§ Objective
Show every line containing "What" by copying it.

=== Dataset content ===

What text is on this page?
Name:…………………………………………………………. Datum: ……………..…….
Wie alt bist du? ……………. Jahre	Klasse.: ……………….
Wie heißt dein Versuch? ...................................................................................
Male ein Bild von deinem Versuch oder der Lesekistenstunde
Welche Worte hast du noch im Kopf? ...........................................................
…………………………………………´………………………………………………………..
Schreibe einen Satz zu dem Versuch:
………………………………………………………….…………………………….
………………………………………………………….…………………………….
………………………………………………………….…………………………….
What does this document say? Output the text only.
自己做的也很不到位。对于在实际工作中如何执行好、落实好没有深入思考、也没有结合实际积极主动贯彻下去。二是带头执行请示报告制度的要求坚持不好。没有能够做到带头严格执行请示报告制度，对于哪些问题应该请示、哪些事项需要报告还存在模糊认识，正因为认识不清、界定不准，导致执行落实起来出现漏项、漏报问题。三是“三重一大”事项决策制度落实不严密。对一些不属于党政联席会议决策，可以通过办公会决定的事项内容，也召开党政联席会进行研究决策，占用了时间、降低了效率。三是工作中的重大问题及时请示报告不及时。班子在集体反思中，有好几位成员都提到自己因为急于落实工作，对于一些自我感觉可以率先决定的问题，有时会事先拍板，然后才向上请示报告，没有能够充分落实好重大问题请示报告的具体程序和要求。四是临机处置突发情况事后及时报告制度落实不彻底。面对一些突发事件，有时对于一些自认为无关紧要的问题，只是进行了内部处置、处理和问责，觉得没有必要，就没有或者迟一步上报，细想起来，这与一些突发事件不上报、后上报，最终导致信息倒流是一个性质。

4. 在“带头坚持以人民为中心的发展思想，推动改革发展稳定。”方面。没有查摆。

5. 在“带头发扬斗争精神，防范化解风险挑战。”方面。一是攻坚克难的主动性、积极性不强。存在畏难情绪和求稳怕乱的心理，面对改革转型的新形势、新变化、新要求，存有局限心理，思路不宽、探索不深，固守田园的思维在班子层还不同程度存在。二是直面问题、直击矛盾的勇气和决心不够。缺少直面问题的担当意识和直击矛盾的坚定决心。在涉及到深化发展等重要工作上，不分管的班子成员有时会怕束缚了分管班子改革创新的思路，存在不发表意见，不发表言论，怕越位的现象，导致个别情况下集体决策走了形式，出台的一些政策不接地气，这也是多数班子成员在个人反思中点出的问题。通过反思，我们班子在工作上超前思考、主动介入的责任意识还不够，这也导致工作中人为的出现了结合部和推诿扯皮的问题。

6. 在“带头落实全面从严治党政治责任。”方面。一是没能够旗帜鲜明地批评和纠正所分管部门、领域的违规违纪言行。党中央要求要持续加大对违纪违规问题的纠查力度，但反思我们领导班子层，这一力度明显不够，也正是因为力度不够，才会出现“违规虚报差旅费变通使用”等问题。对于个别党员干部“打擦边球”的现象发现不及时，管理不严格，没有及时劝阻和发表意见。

===

§ Output for this exercise
What text is on this page?
What does this document say? Output the text only.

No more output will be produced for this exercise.